**Data listing:**
----

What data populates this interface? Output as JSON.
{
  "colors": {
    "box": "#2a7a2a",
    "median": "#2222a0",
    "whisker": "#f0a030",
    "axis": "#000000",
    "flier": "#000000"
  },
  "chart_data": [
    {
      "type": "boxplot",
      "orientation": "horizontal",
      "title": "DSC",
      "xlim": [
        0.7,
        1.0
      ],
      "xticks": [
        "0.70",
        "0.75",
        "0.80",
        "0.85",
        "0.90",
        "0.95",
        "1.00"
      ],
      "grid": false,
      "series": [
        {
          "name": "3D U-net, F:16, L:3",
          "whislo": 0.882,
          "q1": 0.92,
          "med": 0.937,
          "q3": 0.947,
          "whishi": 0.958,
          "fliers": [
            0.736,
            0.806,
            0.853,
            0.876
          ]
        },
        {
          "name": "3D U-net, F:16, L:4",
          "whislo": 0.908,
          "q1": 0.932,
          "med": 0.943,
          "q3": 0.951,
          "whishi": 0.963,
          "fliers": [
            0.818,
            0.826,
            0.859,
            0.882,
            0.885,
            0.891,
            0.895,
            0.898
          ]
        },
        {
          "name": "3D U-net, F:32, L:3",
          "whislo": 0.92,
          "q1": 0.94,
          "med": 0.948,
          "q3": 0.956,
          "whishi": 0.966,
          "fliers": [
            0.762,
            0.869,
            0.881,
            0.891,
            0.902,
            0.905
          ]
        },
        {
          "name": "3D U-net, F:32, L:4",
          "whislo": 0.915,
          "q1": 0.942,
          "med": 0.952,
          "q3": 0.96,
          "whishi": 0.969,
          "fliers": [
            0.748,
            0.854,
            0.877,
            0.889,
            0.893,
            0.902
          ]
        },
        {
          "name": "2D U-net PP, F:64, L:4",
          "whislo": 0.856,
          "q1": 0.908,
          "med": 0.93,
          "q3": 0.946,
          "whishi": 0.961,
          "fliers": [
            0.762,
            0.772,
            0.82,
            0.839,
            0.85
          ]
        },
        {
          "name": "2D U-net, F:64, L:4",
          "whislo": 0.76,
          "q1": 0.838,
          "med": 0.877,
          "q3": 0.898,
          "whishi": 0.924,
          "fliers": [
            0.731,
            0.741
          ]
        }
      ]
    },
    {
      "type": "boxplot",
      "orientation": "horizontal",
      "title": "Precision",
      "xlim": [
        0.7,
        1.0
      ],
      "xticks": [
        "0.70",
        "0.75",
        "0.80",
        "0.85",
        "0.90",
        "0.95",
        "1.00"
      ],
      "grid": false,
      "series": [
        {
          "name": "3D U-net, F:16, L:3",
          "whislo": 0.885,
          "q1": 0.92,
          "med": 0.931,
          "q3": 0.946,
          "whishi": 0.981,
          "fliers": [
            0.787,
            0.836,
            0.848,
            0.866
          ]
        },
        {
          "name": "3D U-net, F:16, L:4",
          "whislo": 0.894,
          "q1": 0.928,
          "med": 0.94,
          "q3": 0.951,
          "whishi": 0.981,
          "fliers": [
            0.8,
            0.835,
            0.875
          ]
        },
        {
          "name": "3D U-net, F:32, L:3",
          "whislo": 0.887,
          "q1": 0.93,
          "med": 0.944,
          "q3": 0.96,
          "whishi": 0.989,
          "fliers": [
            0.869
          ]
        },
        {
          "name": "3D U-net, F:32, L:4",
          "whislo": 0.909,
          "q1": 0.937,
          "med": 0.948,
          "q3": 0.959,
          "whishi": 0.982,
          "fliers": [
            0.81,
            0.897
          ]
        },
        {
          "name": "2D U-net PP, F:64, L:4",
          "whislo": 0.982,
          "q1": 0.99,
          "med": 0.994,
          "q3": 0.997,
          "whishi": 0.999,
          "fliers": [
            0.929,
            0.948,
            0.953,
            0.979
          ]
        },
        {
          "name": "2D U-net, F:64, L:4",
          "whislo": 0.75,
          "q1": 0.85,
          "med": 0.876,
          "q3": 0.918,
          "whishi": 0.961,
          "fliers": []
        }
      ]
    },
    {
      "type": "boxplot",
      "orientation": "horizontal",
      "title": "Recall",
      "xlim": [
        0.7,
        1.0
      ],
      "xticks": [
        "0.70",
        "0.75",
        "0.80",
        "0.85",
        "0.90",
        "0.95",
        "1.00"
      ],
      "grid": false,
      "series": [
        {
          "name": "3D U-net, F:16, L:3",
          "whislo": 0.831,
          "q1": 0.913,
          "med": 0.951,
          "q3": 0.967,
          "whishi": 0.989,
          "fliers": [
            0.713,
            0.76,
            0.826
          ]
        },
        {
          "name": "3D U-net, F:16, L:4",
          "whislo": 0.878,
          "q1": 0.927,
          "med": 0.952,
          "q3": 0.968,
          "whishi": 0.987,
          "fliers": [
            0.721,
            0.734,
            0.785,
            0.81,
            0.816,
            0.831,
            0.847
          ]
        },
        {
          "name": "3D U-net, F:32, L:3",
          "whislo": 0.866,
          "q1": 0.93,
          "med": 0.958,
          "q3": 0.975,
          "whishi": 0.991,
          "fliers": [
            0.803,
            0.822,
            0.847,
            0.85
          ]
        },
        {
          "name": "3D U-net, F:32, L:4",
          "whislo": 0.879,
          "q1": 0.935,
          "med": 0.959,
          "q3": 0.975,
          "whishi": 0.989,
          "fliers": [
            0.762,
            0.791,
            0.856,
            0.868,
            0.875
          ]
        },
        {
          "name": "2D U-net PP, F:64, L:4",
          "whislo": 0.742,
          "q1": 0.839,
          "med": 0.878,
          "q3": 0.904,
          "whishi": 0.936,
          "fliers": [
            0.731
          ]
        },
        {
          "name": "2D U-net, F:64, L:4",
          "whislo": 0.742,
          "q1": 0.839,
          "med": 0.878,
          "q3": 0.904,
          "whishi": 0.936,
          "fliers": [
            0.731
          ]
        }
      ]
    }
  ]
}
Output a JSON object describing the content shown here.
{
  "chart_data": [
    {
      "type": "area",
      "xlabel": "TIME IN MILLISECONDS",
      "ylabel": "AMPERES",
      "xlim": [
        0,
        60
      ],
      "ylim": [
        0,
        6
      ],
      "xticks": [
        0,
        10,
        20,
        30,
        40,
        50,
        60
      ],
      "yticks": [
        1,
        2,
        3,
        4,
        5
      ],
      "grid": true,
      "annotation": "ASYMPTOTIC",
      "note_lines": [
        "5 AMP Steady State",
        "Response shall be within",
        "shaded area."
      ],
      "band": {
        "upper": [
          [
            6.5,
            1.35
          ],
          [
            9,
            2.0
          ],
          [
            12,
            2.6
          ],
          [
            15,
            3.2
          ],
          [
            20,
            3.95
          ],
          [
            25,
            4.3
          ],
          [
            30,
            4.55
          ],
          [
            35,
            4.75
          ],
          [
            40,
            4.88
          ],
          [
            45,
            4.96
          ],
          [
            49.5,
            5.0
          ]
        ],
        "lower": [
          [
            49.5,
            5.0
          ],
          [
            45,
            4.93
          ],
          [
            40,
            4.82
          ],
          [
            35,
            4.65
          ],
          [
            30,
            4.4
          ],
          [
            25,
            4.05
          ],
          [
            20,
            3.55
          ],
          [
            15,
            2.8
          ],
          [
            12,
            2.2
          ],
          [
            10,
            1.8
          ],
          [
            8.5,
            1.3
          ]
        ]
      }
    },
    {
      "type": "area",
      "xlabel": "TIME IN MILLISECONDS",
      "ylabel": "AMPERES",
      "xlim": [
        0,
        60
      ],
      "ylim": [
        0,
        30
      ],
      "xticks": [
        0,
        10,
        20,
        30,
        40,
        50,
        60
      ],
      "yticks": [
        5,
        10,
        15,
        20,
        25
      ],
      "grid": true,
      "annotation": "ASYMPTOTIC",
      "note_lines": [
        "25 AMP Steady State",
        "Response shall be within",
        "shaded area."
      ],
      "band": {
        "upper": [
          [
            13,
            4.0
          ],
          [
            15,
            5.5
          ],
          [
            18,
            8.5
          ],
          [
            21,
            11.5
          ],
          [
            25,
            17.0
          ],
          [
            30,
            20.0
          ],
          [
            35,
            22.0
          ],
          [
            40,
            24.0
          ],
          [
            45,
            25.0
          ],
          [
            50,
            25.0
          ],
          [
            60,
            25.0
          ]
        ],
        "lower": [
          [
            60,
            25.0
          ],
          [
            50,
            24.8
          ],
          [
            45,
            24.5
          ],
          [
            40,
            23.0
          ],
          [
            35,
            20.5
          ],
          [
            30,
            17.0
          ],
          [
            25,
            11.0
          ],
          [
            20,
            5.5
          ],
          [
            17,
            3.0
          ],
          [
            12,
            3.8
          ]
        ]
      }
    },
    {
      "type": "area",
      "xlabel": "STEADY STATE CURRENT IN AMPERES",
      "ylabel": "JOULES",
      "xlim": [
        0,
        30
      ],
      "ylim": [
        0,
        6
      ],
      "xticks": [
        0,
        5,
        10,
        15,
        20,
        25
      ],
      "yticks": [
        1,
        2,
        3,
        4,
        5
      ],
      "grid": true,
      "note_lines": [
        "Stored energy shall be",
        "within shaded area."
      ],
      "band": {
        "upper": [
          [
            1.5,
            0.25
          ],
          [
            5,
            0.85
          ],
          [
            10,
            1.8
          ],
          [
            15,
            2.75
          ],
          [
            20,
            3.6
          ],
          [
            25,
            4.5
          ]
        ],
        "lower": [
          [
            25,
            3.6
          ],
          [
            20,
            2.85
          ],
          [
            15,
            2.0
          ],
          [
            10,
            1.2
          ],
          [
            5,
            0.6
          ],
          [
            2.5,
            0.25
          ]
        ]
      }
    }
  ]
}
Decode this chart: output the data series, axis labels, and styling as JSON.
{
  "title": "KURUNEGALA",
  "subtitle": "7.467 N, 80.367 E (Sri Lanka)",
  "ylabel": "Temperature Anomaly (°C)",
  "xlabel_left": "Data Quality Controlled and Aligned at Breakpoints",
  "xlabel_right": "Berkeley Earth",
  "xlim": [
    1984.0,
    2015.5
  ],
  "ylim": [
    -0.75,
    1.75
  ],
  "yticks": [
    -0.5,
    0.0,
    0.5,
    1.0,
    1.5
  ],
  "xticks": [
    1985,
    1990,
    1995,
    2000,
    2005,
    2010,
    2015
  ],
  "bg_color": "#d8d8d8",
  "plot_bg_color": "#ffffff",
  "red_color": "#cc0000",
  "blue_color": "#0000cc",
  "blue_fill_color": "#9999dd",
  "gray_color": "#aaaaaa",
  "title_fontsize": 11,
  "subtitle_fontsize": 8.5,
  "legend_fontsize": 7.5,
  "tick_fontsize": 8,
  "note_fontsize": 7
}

----

Copy exactly, word for word, the line with "Decode this chart: output" through the final line of the listing.

**Solution to this problem:**
Decode this chart: output the data series, axis labels, and styling as JSON.
{
  "title": "KURUNEGALA",
  "subtitle": "7.467 N, 80.367 E (Sri Lanka)",
  "ylabel": "Temperature Anomaly (°C)",
  "xlabel_left": "Data Quality Controlled and Aligned at Breakpoints",
  "xlabel_right": "Berkeley Earth",
  "xlim": [
    1984.0,
    2015.5
  ],
  "ylim": [
    -0.75,
    1.75
  ],
  "yticks": [
    -0.5,
    0.0,
    0.5,
    1.0,
    1.5
  ],
  "xticks": [
    1985,
    1990,
    1995,
    2000,
    2005,
    2010,
    2015
  ],
  "bg_color": "#d8d8d8",
  "plot_bg_color": "#ffffff",
  "red_color": "#cc0000",
  "blue_color": "#0000cc",
  "blue_fill_color": "#9999dd",
  "gray_color": "#aaaaaa",
  "title_fontsize": 11,
  "subtitle_fontsize": 8.5,
  "legend_fontsize": 7.5,
  "tick_fontsize": 8,
  "note_fontsize": 7
}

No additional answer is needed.